--- Begin ---

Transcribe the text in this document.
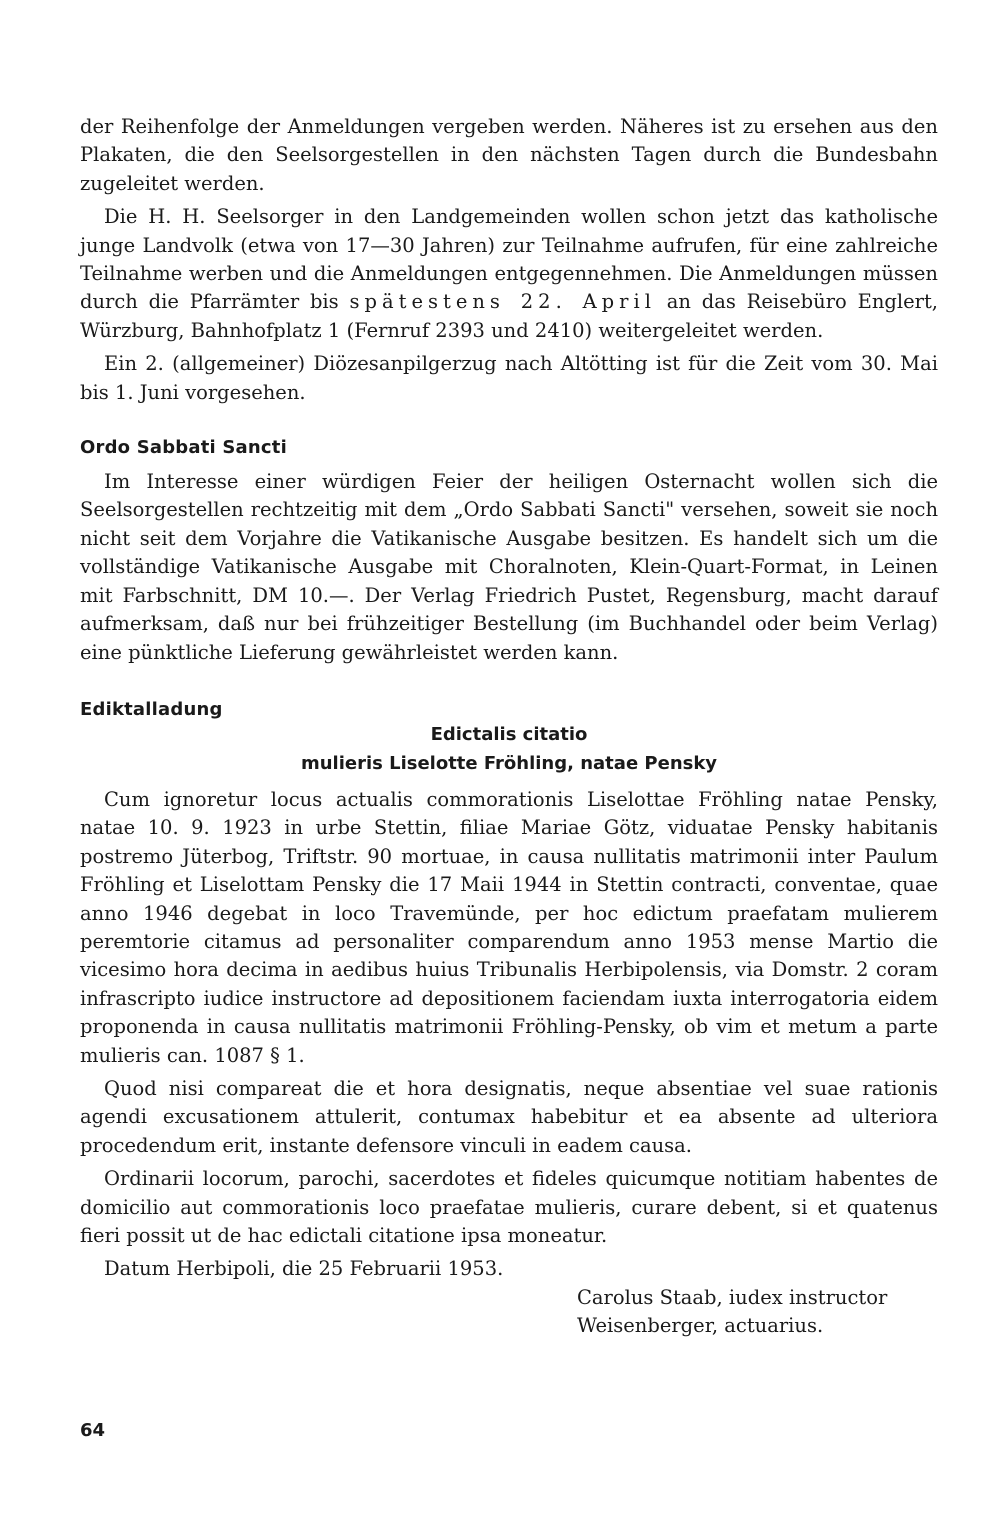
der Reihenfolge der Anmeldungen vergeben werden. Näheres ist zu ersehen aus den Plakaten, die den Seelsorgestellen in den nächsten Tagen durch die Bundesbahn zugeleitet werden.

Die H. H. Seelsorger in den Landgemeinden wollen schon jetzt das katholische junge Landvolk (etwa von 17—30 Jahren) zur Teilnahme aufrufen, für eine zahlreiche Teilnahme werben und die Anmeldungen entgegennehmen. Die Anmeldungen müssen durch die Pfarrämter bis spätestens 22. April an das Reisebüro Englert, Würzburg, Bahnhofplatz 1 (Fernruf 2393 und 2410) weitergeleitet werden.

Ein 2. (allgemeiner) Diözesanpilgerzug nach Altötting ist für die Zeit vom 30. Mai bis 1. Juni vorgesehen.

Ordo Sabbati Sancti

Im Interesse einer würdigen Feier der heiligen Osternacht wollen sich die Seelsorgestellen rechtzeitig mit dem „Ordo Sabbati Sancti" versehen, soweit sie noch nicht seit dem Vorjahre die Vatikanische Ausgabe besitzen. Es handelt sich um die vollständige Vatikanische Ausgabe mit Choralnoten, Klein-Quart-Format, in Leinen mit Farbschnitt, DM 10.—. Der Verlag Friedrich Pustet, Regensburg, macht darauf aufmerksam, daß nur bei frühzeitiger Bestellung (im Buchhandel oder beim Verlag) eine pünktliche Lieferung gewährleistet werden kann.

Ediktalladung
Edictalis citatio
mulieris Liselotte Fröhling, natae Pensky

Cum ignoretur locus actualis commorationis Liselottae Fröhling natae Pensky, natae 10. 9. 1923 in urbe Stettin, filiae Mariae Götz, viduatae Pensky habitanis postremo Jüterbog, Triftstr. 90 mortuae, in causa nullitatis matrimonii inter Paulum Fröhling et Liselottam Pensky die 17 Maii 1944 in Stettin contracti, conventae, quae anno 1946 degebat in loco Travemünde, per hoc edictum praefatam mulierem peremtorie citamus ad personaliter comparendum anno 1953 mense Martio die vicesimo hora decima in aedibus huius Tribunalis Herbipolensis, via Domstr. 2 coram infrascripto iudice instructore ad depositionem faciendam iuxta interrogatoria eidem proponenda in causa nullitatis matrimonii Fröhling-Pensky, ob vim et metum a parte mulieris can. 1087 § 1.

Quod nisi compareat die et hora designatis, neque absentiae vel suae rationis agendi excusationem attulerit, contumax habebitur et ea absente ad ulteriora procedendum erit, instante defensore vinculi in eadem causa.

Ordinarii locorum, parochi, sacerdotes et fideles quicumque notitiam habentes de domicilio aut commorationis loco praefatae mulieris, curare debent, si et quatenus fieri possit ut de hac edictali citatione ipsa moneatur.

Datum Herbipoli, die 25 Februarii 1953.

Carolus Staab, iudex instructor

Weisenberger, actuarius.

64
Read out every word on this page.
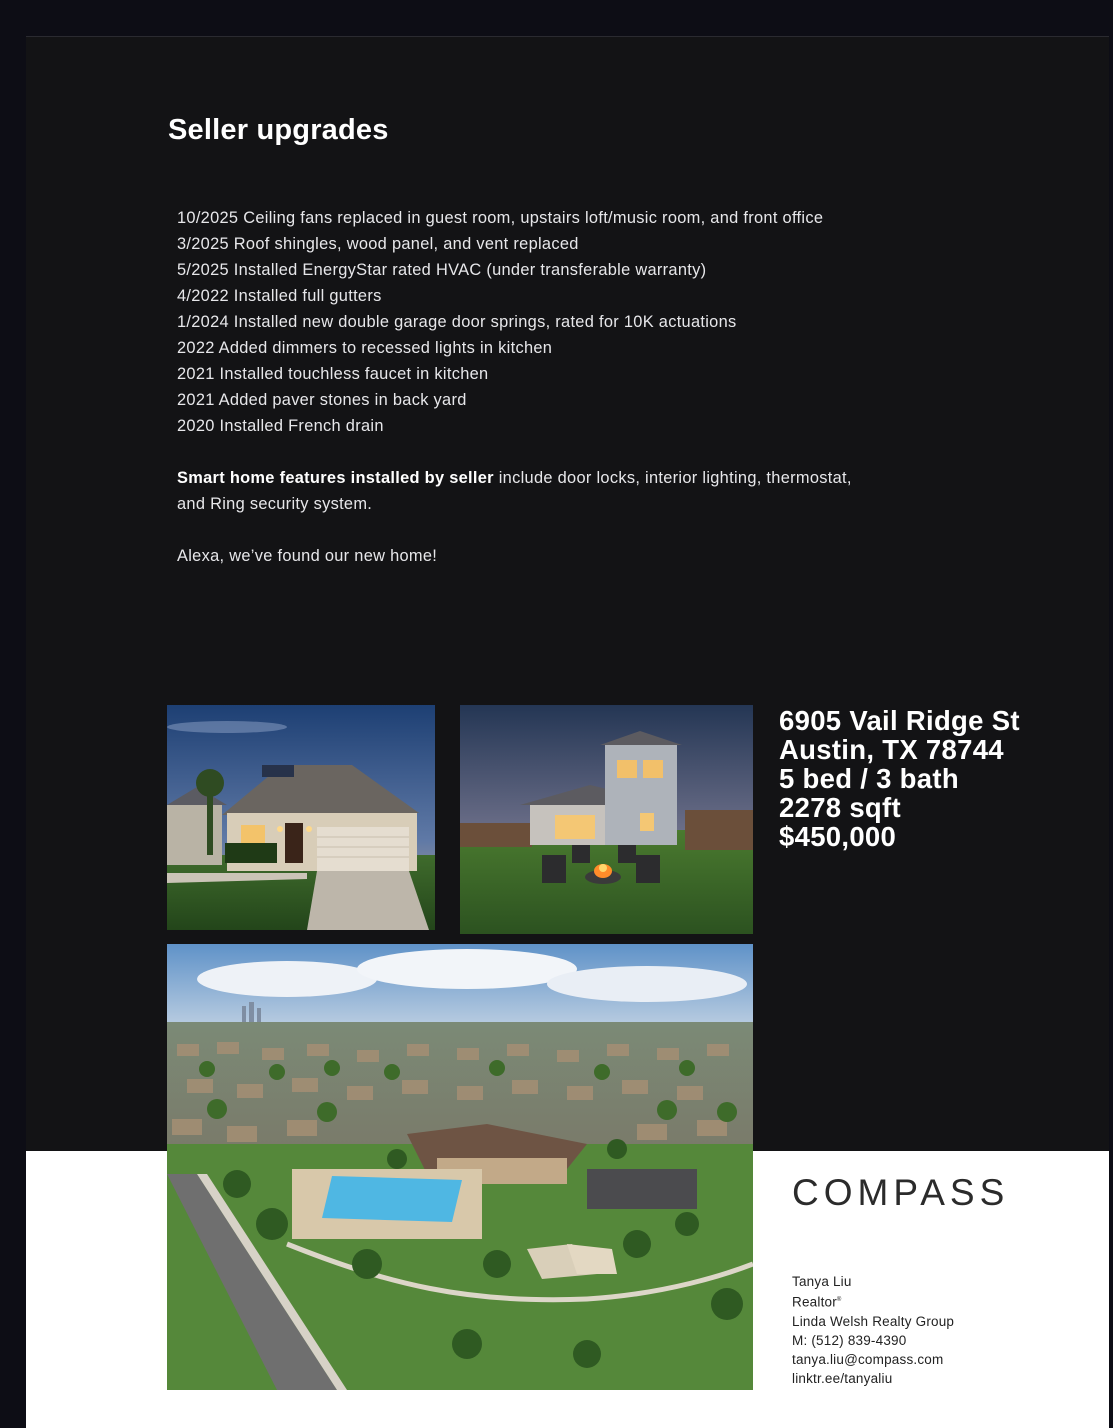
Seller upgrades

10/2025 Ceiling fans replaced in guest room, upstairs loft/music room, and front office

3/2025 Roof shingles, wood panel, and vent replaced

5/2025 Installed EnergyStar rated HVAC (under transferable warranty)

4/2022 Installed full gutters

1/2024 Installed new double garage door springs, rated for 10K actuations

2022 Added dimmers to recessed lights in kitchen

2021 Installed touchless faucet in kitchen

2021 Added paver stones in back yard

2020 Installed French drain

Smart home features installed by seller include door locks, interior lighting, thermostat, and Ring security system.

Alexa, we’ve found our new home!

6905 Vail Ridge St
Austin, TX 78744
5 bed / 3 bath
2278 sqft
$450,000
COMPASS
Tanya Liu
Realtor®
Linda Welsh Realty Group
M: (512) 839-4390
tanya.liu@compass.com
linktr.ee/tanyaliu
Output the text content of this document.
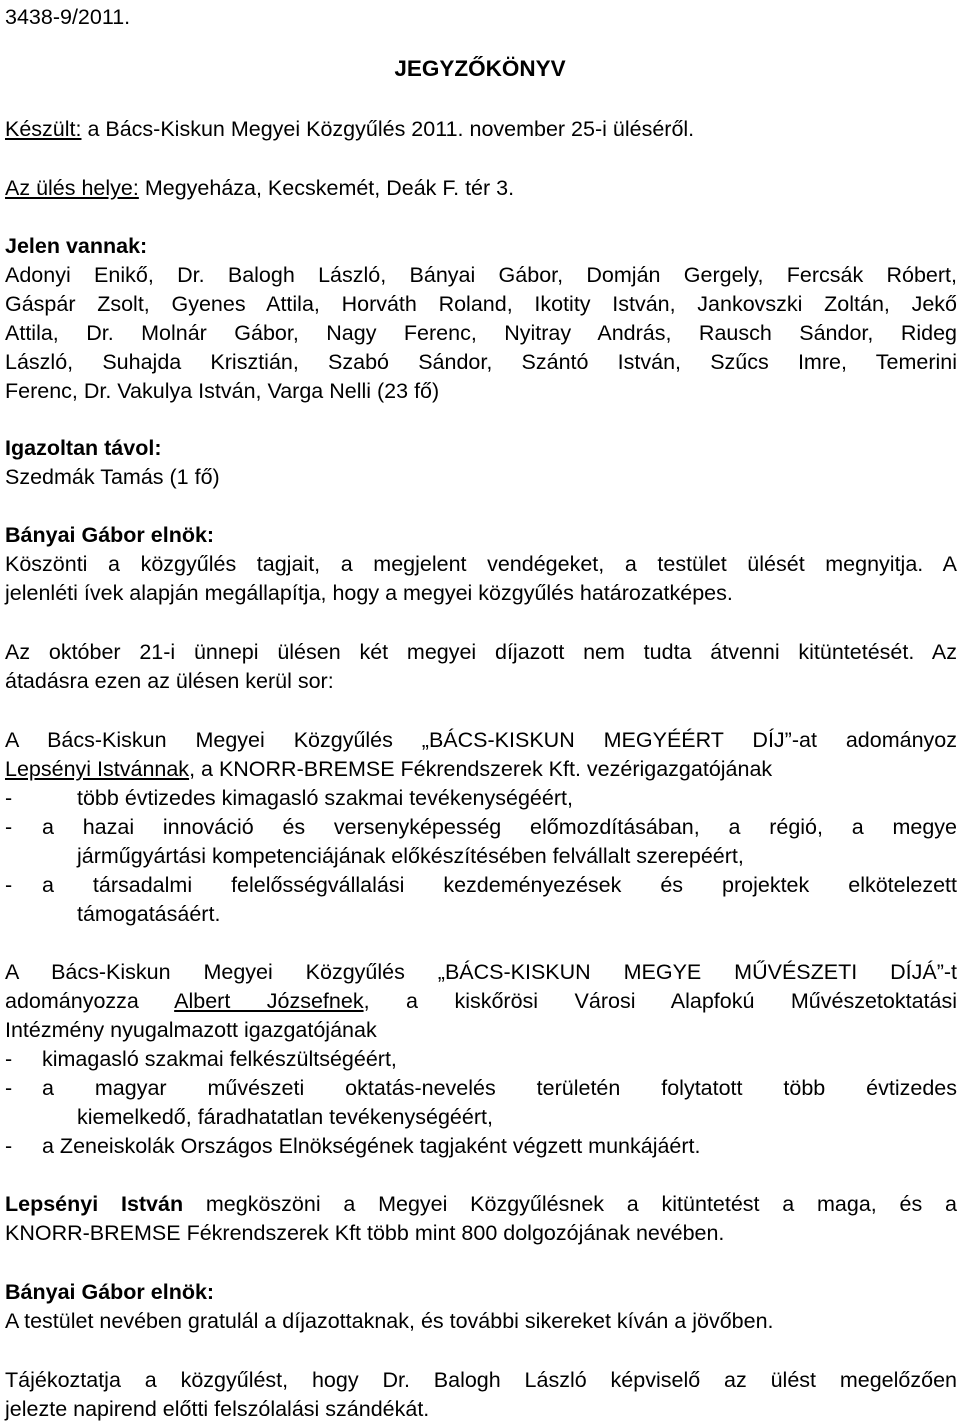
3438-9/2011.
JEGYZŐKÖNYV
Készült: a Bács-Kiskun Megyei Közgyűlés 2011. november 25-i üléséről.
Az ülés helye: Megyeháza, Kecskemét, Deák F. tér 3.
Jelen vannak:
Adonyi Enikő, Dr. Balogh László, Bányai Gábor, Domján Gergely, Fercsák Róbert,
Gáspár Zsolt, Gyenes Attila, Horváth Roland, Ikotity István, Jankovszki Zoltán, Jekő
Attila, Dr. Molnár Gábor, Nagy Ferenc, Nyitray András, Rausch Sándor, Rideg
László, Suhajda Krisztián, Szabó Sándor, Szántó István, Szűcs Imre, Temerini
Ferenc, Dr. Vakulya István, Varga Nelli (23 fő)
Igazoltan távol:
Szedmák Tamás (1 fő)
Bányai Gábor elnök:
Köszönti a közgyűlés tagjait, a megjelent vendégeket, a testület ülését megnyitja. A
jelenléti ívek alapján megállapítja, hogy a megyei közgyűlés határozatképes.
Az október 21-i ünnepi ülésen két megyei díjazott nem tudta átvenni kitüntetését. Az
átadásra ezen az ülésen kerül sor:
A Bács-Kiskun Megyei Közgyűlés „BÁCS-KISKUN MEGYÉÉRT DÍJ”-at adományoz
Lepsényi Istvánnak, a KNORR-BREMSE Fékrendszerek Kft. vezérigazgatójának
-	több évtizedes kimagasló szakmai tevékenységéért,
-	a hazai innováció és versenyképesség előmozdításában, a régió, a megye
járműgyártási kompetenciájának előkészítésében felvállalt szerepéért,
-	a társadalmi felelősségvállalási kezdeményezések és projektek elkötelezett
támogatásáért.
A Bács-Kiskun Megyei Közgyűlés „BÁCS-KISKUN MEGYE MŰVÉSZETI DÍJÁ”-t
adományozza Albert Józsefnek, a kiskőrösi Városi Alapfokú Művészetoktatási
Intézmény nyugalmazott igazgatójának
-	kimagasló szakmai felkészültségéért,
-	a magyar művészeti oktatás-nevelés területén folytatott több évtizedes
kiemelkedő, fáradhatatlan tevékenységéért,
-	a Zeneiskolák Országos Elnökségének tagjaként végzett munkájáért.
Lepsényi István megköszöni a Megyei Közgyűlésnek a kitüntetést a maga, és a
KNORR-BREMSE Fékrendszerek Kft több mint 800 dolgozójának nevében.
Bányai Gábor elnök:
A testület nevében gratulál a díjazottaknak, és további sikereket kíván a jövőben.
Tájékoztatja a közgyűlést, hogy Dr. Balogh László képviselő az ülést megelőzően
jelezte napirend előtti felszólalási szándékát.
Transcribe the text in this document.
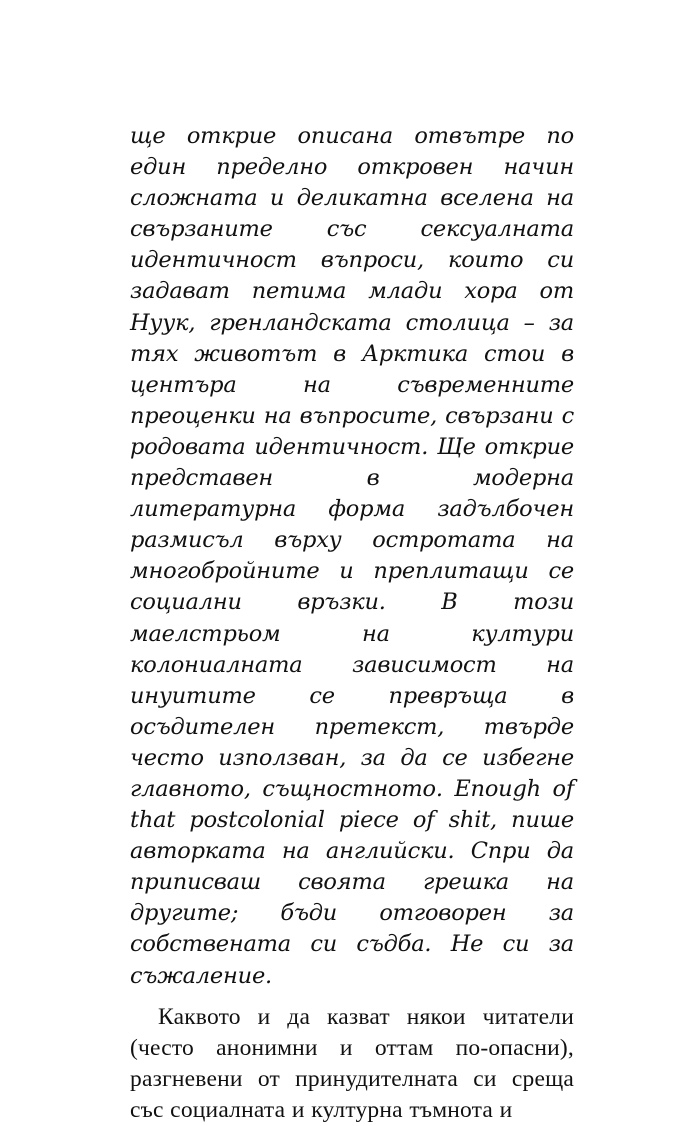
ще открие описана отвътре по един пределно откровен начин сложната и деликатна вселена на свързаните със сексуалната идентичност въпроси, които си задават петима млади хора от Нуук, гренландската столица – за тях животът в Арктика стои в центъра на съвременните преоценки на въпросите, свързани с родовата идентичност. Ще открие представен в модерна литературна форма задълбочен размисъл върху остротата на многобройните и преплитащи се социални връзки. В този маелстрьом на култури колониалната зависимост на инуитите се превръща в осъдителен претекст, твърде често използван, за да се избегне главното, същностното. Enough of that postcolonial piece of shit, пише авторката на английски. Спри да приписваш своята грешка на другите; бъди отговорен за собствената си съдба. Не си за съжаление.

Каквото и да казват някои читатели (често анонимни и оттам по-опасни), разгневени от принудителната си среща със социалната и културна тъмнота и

--- End ---

EXERCISE REQUIREMENTS: Which lines include "BREMSE"? Copy each of them out.

ANSWER TO THIS EXERCISE:
Lepsényi Istvánnak, a KNORR-BREMSE Fékrendszerek Kft. vezérigazgatójának
KNORR-BREMSE Fékrendszerek Kft több mint 800 dolgozójának nevében.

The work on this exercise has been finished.